═══ EXERCISE MATERIALS ═══

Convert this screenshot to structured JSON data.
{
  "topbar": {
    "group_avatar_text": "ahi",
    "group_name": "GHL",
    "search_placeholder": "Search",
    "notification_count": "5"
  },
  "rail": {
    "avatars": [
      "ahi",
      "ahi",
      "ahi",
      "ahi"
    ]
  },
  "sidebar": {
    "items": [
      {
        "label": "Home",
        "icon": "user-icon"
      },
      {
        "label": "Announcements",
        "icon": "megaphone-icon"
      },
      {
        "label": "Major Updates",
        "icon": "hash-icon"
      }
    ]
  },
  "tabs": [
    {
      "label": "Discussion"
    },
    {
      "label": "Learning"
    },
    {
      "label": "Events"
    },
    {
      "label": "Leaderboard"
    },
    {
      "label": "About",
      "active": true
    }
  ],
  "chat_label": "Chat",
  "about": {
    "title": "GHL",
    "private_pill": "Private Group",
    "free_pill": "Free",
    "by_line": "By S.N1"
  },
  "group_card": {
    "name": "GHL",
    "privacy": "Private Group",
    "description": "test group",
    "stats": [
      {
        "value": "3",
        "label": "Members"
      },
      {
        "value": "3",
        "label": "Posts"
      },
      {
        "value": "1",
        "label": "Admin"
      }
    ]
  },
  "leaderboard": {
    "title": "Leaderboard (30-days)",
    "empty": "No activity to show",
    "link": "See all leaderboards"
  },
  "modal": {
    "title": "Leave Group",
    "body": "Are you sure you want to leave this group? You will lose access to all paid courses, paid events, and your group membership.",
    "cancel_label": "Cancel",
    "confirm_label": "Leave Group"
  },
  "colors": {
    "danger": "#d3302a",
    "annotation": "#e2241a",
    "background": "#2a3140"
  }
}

═══

### JOB
Write out the records above again, keeping each one identical to the original.

### OUTPUT OF THE EXERCISE
Convert this screenshot to structured JSON data.
{
  "topbar": {
    "group_avatar_text": "ahi",
    "group_name": "GHL",
    "search_placeholder": "Search",
    "notification_count": "5"
  },
  "rail": {
    "avatars": [
      "ahi",
      "ahi",
      "ahi",
      "ahi"
    ]
  },
  "sidebar": {
    "items": [
      {
        "label": "Home",
        "icon": "user-icon"
      },
      {
        "label": "Announcements",
        "icon": "megaphone-icon"
      },
      {
        "label": "Major Updates",
        "icon": "hash-icon"
      }
    ]
  },
  "tabs": [
    {
      "label": "Discussion"
    },
    {
      "label": "Learning"
    },
    {
      "label": "Events"
    },
    {
      "label": "Leaderboard"
    },
    {
      "label": "About",
      "active": true
    }
  ],
  "chat_label": "Chat",
  "about": {
    "title": "GHL",
    "private_pill": "Private Group",
    "free_pill": "Free",
    "by_line": "By S.N1"
  },
  "group_card": {
    "name": "GHL",
    "privacy": "Private Group",
    "description": "test group",
    "stats": [
      {
        "value": "3",
        "label": "Members"
      },
      {
        "value": "3",
        "label": "Posts"
      },
      {
        "value": "1",
        "label": "Admin"
      }
    ]
  },
  "leaderboard": {
    "title": "Leaderboard (30-days)",
    "empty": "No activity to show",
    "link": "See all leaderboards"
  },
  "modal": {
    "title": "Leave Group",
    "body": "Are you sure you want to leave this group? You will lose access to all paid courses, paid events, and your group membership.",
    "cancel_label": "Cancel",
    "confirm_label": "Leave Group"
  },
  "colors": {
    "danger": "#d3302a",
    "annotation": "#e2241a",
    "background": "#2a3140"
  }
}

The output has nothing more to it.